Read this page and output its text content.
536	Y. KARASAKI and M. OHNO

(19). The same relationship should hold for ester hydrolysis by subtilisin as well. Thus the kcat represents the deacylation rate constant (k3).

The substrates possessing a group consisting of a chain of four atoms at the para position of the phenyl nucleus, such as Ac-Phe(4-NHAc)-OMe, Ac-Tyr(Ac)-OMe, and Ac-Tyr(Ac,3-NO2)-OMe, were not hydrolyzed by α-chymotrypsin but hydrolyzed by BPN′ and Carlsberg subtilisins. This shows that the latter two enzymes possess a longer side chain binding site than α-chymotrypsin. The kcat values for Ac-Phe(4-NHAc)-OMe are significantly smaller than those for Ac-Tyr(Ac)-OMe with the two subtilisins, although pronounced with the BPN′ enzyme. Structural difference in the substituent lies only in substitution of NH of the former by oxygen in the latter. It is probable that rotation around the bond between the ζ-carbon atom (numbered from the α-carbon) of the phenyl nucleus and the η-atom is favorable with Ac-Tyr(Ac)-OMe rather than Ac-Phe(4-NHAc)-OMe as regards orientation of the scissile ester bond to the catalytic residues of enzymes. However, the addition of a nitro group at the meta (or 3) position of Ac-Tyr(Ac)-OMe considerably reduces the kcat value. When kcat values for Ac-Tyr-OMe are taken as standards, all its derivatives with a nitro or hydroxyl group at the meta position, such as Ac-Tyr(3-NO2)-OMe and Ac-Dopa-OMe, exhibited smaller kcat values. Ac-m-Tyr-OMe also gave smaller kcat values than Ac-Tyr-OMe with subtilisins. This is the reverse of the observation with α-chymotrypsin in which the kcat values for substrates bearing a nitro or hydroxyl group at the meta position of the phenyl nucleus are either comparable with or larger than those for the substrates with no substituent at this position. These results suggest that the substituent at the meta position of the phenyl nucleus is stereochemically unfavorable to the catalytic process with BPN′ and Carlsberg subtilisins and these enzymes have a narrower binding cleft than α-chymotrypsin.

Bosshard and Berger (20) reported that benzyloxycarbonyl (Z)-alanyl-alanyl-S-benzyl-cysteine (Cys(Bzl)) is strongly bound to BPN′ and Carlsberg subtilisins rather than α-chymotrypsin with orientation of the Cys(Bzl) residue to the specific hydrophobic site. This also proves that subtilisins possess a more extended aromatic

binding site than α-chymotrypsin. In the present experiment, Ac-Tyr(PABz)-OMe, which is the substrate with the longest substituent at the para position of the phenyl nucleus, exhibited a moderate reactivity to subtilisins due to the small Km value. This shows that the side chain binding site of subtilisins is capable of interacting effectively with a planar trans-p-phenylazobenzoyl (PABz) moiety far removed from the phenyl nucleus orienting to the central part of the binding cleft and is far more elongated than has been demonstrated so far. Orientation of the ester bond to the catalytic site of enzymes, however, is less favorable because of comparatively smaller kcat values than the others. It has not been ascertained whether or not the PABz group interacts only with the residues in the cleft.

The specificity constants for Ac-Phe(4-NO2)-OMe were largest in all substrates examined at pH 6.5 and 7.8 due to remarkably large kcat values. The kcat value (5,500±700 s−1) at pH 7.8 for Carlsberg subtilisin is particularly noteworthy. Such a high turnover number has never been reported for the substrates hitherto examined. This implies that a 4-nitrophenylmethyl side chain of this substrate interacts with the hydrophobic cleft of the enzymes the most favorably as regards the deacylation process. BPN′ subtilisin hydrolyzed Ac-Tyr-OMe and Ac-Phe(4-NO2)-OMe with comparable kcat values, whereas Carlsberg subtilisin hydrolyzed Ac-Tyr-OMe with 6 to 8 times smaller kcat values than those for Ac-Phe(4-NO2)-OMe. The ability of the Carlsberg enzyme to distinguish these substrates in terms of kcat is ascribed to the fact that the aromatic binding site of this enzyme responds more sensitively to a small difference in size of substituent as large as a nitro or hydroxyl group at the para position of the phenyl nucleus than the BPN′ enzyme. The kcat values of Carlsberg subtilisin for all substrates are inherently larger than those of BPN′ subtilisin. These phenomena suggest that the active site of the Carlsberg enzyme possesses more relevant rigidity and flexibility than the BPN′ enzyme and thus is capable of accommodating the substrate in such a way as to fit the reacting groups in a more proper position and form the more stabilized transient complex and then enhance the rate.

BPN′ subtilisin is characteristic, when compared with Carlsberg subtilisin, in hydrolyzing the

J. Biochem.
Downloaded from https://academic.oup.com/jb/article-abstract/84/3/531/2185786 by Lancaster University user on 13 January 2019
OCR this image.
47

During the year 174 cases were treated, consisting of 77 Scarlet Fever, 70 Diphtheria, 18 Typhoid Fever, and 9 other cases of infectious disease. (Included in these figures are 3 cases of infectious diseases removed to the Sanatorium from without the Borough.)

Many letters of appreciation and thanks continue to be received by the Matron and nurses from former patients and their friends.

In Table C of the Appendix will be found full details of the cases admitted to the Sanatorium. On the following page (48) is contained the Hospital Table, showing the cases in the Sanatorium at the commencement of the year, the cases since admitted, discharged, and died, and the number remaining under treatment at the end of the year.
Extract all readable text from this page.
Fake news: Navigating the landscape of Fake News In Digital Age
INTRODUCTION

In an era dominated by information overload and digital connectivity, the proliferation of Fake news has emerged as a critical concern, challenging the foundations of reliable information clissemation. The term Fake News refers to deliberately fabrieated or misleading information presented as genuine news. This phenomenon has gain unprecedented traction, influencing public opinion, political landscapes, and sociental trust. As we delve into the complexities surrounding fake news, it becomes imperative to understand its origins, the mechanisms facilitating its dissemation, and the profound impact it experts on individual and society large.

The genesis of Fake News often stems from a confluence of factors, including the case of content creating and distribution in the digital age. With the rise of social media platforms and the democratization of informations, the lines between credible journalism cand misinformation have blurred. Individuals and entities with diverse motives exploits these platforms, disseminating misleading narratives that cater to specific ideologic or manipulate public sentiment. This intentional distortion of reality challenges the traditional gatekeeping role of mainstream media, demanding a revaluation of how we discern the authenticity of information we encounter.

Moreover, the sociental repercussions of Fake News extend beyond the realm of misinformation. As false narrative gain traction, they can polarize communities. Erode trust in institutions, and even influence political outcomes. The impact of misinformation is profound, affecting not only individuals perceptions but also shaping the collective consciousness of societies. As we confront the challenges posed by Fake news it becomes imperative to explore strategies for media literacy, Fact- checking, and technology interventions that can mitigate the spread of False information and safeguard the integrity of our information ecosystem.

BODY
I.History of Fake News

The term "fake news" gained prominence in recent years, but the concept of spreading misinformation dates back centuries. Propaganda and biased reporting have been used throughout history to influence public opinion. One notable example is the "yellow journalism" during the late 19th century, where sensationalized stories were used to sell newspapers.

- **Task item**
Reproduce the entries exactly, dropping nothing.

- **Answer area**
Read this page and output its text content.
536	Y. KARASAKI and M. OHNO

(19). The same relationship should hold for ester hydrolysis by subtilisin as well. Thus the kcat represents the deacylation rate constant (k3).

The substrates possessing a group consisting of a chain of four atoms at the para position of the phenyl nucleus, such as Ac-Phe(4-NHAc)-OMe, Ac-Tyr(Ac)-OMe, and Ac-Tyr(Ac,3-NO2)-OMe, were not hydrolyzed by α-chymotrypsin but hydrolyzed by BPN′ and Carlsberg subtilisins. This shows that the latter two enzymes possess a longer side chain binding site than α-chymotrypsin. The kcat values for Ac-Phe(4-NHAc)-OMe are significantly smaller than those for Ac-Tyr(Ac)-OMe with the two subtilisins, although pronounced with the BPN′ enzyme. Structural difference in the substituent lies only in substitution of NH of the former by oxygen in the latter. It is probable that rotation around the bond between the ζ-carbon atom (numbered from the α-carbon) of the phenyl nucleus and the η-atom is favorable with Ac-Tyr(Ac)-OMe rather than Ac-Phe(4-NHAc)-OMe as regards orientation of the scissile ester bond to the catalytic residues of enzymes. However, the addition of a nitro group at the meta (or 3) position of Ac-Tyr(Ac)-OMe considerably reduces the kcat value. When kcat values for Ac-Tyr-OMe are taken as standards, all its derivatives with a nitro or hydroxyl group at the meta position, such as Ac-Tyr(3-NO2)-OMe and Ac-Dopa-OMe, exhibited smaller kcat values. Ac-m-Tyr-OMe also gave smaller kcat values than Ac-Tyr-OMe with subtilisins. This is the reverse of the observation with α-chymotrypsin in which the kcat values for substrates bearing a nitro or hydroxyl group at the meta position of the phenyl nucleus are either comparable with or larger than those for the substrates with no substituent at this position. These results suggest that the substituent at the meta position of the phenyl nucleus is stereochemically unfavorable to the catalytic process with BPN′ and Carlsberg subtilisins and these enzymes have a narrower binding cleft than α-chymotrypsin.

Bosshard and Berger (20) reported that benzyloxycarbonyl (Z)-alanyl-alanyl-S-benzyl-cysteine (Cys(Bzl)) is strongly bound to BPN′ and Carlsberg subtilisins rather than α-chymotrypsin with orientation of the Cys(Bzl) residue to the specific hydrophobic site. This also proves that subtilisins possess a more extended aromatic

binding site than α-chymotrypsin. In the present experiment, Ac-Tyr(PABz)-OMe, which is the substrate with the longest substituent at the para position of the phenyl nucleus, exhibited a moderate reactivity to subtilisins due to the small Km value. This shows that the side chain binding site of subtilisins is capable of interacting effectively with a planar trans-p-phenylazobenzoyl (PABz) moiety far removed from the phenyl nucleus orienting to the central part of the binding cleft and is far more elongated than has been demonstrated so far. Orientation of the ester bond to the catalytic site of enzymes, however, is less favorable because of comparatively smaller kcat values than the others. It has not been ascertained whether or not the PABz group interacts only with the residues in the cleft.

The specificity constants for Ac-Phe(4-NO2)-OMe were largest in all substrates examined at pH 6.5 and 7.8 due to remarkably large kcat values. The kcat value (5,500±700 s−1) at pH 7.8 for Carlsberg subtilisin is particularly noteworthy. Such a high turnover number has never been reported for the substrates hitherto examined. This implies that a 4-nitrophenylmethyl side chain of this substrate interacts with the hydrophobic cleft of the enzymes the most favorably as regards the deacylation process. BPN′ subtilisin hydrolyzed Ac-Tyr-OMe and Ac-Phe(4-NO2)-OMe with comparable kcat values, whereas Carlsberg subtilisin hydrolyzed Ac-Tyr-OMe with 6 to 8 times smaller kcat values than those for Ac-Phe(4-NO2)-OMe. The ability of the Carlsberg enzyme to distinguish these substrates in terms of kcat is ascribed to the fact that the aromatic binding site of this enzyme responds more sensitively to a small difference in size of substituent as large as a nitro or hydroxyl group at the para position of the phenyl nucleus than the BPN′ enzyme. The kcat values of Carlsberg subtilisin for all substrates are inherently larger than those of BPN′ subtilisin. These phenomena suggest that the active site of the Carlsberg enzyme possesses more relevant rigidity and flexibility than the BPN′ enzyme and thus is capable of accommodating the substrate in such a way as to fit the reacting groups in a more proper position and form the more stabilized transient complex and then enhance the rate.

BPN′ subtilisin is characteristic, when compared with Carlsberg subtilisin, in hydrolyzing the

J. Biochem.
Downloaded from https://academic.oup.com/jb/article-abstract/84/3/531/2185786 by Lancaster University user on 13 January 2019
OCR this image.
47

During the year 174 cases were treated, consisting of 77 Scarlet Fever, 70 Diphtheria, 18 Typhoid Fever, and 9 other cases of infectious disease. (Included in these figures are 3 cases of infectious diseases removed to the Sanatorium from without the Borough.)

Many letters of appreciation and thanks continue to be received by the Matron and nurses from former patients and their friends.

In Table C of the Appendix will be found full details of the cases admitted to the Sanatorium. On the following page (48) is contained the Hospital Table, showing the cases in the Sanatorium at the commencement of the year, the cases since admitted, discharged, and died, and the number remaining under treatment at the end of the year.
Extract all readable text from this page.
Fake news: Navigating the landscape of Fake News In Digital Age
INTRODUCTION

In an era dominated by information overload and digital connectivity, the proliferation of Fake news has emerged as a critical concern, challenging the foundations of reliable information clissemation. The term Fake News refers to deliberately fabrieated or misleading information presented as genuine news. This phenomenon has gain unprecedented traction, influencing public opinion, political landscapes, and sociental trust. As we delve into the complexities surrounding fake news, it becomes imperative to understand its origins, the mechanisms facilitating its dissemation, and the profound impact it experts on individual and society large.

The genesis of Fake News often stems from a confluence of factors, including the case of content creating and distribution in the digital age. With the rise of social media platforms and the democratization of informations, the lines between credible journalism cand misinformation have blurred. Individuals and entities with diverse motives exploits these platforms, disseminating misleading narratives that cater to specific ideologic or manipulate public sentiment. This intentional distortion of reality challenges the traditional gatekeeping role of mainstream media, demanding a revaluation of how we discern the authenticity of information we encounter.

Moreover, the sociental repercussions of Fake News extend beyond the realm of misinformation. As false narrative gain traction, they can polarize communities. Erode trust in institutions, and even influence political outcomes. The impact of misinformation is profound, affecting not only individuals perceptions but also shaping the collective consciousness of societies. As we confront the challenges posed by Fake news it becomes imperative to explore strategies for media literacy, Fact- checking, and technology interventions that can mitigate the spread of False information and safeguard the integrity of our information ecosystem.

BODY
I.History of Fake News

The term "fake news" gained prominence in recent years, but the concept of spreading misinformation dates back centuries. Propaganda and biased reporting have been used throughout history to influence public opinion. One notable example is the "yellow journalism" during the late 19th century, where sensationalized stories were used to sell newspapers.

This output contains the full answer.